■ **Stated goal**
Retype the complete listing exactly as it appears.

-----

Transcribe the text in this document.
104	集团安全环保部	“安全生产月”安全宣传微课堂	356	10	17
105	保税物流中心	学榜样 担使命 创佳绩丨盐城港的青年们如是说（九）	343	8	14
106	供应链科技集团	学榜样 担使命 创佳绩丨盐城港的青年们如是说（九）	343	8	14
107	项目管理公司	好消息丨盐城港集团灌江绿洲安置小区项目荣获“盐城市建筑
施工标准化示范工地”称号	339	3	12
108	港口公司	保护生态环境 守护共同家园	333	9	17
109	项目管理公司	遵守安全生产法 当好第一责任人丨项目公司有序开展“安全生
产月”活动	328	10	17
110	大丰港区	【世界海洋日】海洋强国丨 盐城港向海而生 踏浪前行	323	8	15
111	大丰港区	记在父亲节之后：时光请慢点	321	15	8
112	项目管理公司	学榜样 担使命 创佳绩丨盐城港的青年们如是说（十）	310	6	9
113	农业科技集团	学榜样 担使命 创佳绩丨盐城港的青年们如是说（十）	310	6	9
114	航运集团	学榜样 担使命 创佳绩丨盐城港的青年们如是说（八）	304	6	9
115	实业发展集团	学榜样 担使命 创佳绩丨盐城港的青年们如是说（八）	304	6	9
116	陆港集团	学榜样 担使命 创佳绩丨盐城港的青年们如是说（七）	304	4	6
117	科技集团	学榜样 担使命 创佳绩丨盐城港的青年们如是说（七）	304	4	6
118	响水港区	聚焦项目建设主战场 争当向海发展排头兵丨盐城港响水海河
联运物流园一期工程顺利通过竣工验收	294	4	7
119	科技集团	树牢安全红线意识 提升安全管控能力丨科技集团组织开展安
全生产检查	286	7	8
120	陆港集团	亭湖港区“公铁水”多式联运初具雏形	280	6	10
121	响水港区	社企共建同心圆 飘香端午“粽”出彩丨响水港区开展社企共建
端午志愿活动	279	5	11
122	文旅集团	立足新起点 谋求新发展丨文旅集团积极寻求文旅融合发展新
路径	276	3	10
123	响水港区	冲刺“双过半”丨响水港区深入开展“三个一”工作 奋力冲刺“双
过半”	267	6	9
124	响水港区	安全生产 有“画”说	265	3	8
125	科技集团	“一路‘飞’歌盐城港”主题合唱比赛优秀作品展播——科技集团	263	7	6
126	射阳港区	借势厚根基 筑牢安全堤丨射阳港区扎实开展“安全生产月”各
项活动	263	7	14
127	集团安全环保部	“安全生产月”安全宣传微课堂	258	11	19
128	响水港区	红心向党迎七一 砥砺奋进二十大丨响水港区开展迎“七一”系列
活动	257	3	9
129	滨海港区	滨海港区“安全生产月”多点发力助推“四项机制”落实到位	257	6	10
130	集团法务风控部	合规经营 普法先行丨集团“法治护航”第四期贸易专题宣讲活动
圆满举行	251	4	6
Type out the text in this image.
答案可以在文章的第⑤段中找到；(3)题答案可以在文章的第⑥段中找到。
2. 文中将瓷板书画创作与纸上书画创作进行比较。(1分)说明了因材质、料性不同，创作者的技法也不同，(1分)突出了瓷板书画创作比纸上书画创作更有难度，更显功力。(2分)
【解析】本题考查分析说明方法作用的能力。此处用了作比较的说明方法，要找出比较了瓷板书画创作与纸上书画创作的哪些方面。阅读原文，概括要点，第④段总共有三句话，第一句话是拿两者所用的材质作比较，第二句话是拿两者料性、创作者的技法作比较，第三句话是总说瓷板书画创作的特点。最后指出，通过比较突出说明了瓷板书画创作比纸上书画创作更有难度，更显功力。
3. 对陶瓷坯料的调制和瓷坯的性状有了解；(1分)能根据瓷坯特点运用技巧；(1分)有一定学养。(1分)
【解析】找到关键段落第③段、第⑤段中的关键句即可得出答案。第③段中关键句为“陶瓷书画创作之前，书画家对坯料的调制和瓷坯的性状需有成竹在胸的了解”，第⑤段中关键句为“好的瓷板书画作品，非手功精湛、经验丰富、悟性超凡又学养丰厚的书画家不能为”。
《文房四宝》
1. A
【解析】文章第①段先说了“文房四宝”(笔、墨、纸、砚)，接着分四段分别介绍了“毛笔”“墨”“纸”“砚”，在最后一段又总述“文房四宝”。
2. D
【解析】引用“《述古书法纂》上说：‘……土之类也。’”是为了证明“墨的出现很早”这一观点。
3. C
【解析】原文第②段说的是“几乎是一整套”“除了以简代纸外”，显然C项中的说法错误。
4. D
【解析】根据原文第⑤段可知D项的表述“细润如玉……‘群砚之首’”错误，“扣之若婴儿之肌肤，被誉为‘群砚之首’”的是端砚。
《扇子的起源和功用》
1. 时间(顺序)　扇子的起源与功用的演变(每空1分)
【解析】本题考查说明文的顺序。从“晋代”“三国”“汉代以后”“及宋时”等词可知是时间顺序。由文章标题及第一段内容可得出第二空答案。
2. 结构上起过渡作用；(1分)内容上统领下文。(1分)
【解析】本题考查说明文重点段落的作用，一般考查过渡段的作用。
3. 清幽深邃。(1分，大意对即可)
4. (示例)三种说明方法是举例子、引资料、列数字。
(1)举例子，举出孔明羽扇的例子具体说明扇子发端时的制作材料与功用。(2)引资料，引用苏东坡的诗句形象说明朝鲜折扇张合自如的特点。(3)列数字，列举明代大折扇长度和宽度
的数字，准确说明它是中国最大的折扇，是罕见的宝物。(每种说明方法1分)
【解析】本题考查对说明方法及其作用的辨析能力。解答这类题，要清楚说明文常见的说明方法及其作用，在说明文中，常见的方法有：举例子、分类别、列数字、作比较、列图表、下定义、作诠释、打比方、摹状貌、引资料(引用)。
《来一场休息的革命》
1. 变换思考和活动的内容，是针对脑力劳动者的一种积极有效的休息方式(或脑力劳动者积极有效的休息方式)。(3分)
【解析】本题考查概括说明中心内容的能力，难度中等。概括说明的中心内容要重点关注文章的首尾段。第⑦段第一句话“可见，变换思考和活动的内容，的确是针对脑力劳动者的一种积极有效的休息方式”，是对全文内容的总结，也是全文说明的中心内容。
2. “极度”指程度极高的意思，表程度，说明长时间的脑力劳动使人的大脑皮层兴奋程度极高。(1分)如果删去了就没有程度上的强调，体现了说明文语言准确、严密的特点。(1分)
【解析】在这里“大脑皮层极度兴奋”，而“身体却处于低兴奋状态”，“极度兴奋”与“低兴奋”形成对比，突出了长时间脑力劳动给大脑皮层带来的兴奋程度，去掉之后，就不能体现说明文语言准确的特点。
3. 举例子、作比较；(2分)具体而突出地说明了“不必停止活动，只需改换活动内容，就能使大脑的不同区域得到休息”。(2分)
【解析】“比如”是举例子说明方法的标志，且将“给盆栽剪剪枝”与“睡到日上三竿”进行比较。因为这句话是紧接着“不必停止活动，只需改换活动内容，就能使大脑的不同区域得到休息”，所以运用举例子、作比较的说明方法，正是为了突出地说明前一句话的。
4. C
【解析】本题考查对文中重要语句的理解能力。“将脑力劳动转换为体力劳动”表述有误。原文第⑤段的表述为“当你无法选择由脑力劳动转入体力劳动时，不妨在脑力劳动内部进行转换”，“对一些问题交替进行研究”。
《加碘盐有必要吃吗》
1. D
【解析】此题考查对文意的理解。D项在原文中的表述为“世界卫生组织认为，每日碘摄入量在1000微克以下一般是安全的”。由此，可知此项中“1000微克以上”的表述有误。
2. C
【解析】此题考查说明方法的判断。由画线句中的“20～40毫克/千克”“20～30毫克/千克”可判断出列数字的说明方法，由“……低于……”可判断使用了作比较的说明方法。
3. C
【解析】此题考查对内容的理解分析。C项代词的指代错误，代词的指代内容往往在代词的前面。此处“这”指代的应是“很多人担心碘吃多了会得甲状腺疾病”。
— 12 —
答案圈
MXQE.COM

-----

■ **The response**
Transcribe the text in this document.
104	集团安全环保部	“安全生产月”安全宣传微课堂	356	10	17
105	保税物流中心	学榜样 担使命 创佳绩丨盐城港的青年们如是说（九）	343	8	14
106	供应链科技集团	学榜样 担使命 创佳绩丨盐城港的青年们如是说（九）	343	8	14
107	项目管理公司	好消息丨盐城港集团灌江绿洲安置小区项目荣获“盐城市建筑
施工标准化示范工地”称号	339	3	12
108	港口公司	保护生态环境 守护共同家园	333	9	17
109	项目管理公司	遵守安全生产法 当好第一责任人丨项目公司有序开展“安全生
产月”活动	328	10	17
110	大丰港区	【世界海洋日】海洋强国丨 盐城港向海而生 踏浪前行	323	8	15
111	大丰港区	记在父亲节之后：时光请慢点	321	15	8
112	项目管理公司	学榜样 担使命 创佳绩丨盐城港的青年们如是说（十）	310	6	9
113	农业科技集团	学榜样 担使命 创佳绩丨盐城港的青年们如是说（十）	310	6	9
114	航运集团	学榜样 担使命 创佳绩丨盐城港的青年们如是说（八）	304	6	9
115	实业发展集团	学榜样 担使命 创佳绩丨盐城港的青年们如是说（八）	304	6	9
116	陆港集团	学榜样 担使命 创佳绩丨盐城港的青年们如是说（七）	304	4	6
117	科技集团	学榜样 担使命 创佳绩丨盐城港的青年们如是说（七）	304	4	6
118	响水港区	聚焦项目建设主战场 争当向海发展排头兵丨盐城港响水海河
联运物流园一期工程顺利通过竣工验收	294	4	7
119	科技集团	树牢安全红线意识 提升安全管控能力丨科技集团组织开展安
全生产检查	286	7	8
120	陆港集团	亭湖港区“公铁水”多式联运初具雏形	280	6	10
121	响水港区	社企共建同心圆 飘香端午“粽”出彩丨响水港区开展社企共建
端午志愿活动	279	5	11
122	文旅集团	立足新起点 谋求新发展丨文旅集团积极寻求文旅融合发展新
路径	276	3	10
123	响水港区	冲刺“双过半”丨响水港区深入开展“三个一”工作 奋力冲刺“双
过半”	267	6	9
124	响水港区	安全生产 有“画”说	265	3	8
125	科技集团	“一路‘飞’歌盐城港”主题合唱比赛优秀作品展播——科技集团	263	7	6
126	射阳港区	借势厚根基 筑牢安全堤丨射阳港区扎实开展“安全生产月”各
项活动	263	7	14
127	集团安全环保部	“安全生产月”安全宣传微课堂	258	11	19
128	响水港区	红心向党迎七一 砥砺奋进二十大丨响水港区开展迎“七一”系列
活动	257	3	9
129	滨海港区	滨海港区“安全生产月”多点发力助推“四项机制”落实到位	257	6	10
130	集团法务风控部	合规经营 普法先行丨集团“法治护航”第四期贸易专题宣讲活动
圆满举行	251	4	6
Type out the text in this image.
答案可以在文章的第⑤段中找到；(3)题答案可以在文章的第⑥段中找到。
2. 文中将瓷板书画创作与纸上书画创作进行比较。(1分)说明了因材质、料性不同，创作者的技法也不同，(1分)突出了瓷板书画创作比纸上书画创作更有难度，更显功力。(2分)
【解析】本题考查分析说明方法作用的能力。此处用了作比较的说明方法，要找出比较了瓷板书画创作与纸上书画创作的哪些方面。阅读原文，概括要点，第④段总共有三句话，第一句话是拿两者所用的材质作比较，第二句话是拿两者料性、创作者的技法作比较，第三句话是总说瓷板书画创作的特点。最后指出，通过比较突出说明了瓷板书画创作比纸上书画创作更有难度，更显功力。
3. 对陶瓷坯料的调制和瓷坯的性状有了解；(1分)能根据瓷坯特点运用技巧；(1分)有一定学养。(1分)
【解析】找到关键段落第③段、第⑤段中的关键句即可得出答案。第③段中关键句为“陶瓷书画创作之前，书画家对坯料的调制和瓷坯的性状需有成竹在胸的了解”，第⑤段中关键句为“好的瓷板书画作品，非手功精湛、经验丰富、悟性超凡又学养丰厚的书画家不能为”。
《文房四宝》
1. A
【解析】文章第①段先说了“文房四宝”(笔、墨、纸、砚)，接着分四段分别介绍了“毛笔”“墨”“纸”“砚”，在最后一段又总述“文房四宝”。
2. D
【解析】引用“《述古书法纂》上说：‘……土之类也。’”是为了证明“墨的出现很早”这一观点。
3. C
【解析】原文第②段说的是“几乎是一整套”“除了以简代纸外”，显然C项中的说法错误。
4. D
【解析】根据原文第⑤段可知D项的表述“细润如玉……‘群砚之首’”错误，“扣之若婴儿之肌肤，被誉为‘群砚之首’”的是端砚。
《扇子的起源和功用》
1. 时间(顺序)　扇子的起源与功用的演变(每空1分)
【解析】本题考查说明文的顺序。从“晋代”“三国”“汉代以后”“及宋时”等词可知是时间顺序。由文章标题及第一段内容可得出第二空答案。
2. 结构上起过渡作用；(1分)内容上统领下文。(1分)
【解析】本题考查说明文重点段落的作用，一般考查过渡段的作用。
3. 清幽深邃。(1分，大意对即可)
4. (示例)三种说明方法是举例子、引资料、列数字。
(1)举例子，举出孔明羽扇的例子具体说明扇子发端时的制作材料与功用。(2)引资料，引用苏东坡的诗句形象说明朝鲜折扇张合自如的特点。(3)列数字，列举明代大折扇长度和宽度
的数字，准确说明它是中国最大的折扇，是罕见的宝物。(每种说明方法1分)
【解析】本题考查对说明方法及其作用的辨析能力。解答这类题，要清楚说明文常见的说明方法及其作用，在说明文中，常见的方法有：举例子、分类别、列数字、作比较、列图表、下定义、作诠释、打比方、摹状貌、引资料(引用)。
《来一场休息的革命》
1. 变换思考和活动的内容，是针对脑力劳动者的一种积极有效的休息方式(或脑力劳动者积极有效的休息方式)。(3分)
【解析】本题考查概括说明中心内容的能力，难度中等。概括说明的中心内容要重点关注文章的首尾段。第⑦段第一句话“可见，变换思考和活动的内容，的确是针对脑力劳动者的一种积极有效的休息方式”，是对全文内容的总结，也是全文说明的中心内容。
2. “极度”指程度极高的意思，表程度，说明长时间的脑力劳动使人的大脑皮层兴奋程度极高。(1分)如果删去了就没有程度上的强调，体现了说明文语言准确、严密的特点。(1分)
【解析】在这里“大脑皮层极度兴奋”，而“身体却处于低兴奋状态”，“极度兴奋”与“低兴奋”形成对比，突出了长时间脑力劳动给大脑皮层带来的兴奋程度，去掉之后，就不能体现说明文语言准确的特点。
3. 举例子、作比较；(2分)具体而突出地说明了“不必停止活动，只需改换活动内容，就能使大脑的不同区域得到休息”。(2分)
【解析】“比如”是举例子说明方法的标志，且将“给盆栽剪剪枝”与“睡到日上三竿”进行比较。因为这句话是紧接着“不必停止活动，只需改换活动内容，就能使大脑的不同区域得到休息”，所以运用举例子、作比较的说明方法，正是为了突出地说明前一句话的。
4. C
【解析】本题考查对文中重要语句的理解能力。“将脑力劳动转换为体力劳动”表述有误。原文第⑤段的表述为“当你无法选择由脑力劳动转入体力劳动时，不妨在脑力劳动内部进行转换”，“对一些问题交替进行研究”。
《加碘盐有必要吃吗》
1. D
【解析】此题考查对文意的理解。D项在原文中的表述为“世界卫生组织认为，每日碘摄入量在1000微克以下一般是安全的”。由此，可知此项中“1000微克以上”的表述有误。
2. C
【解析】此题考查说明方法的判断。由画线句中的“20～40毫克/千克”“20～30毫克/千克”可判断出列数字的说明方法，由“……低于……”可判断使用了作比较的说明方法。
3. C
【解析】此题考查对内容的理解分析。C项代词的指代错误，代词的指代内容往往在代词的前面。此处“这”指代的应是“很多人担心碘吃多了会得甲状腺疾病”。
— 12 —
答案圈
MXQE.COM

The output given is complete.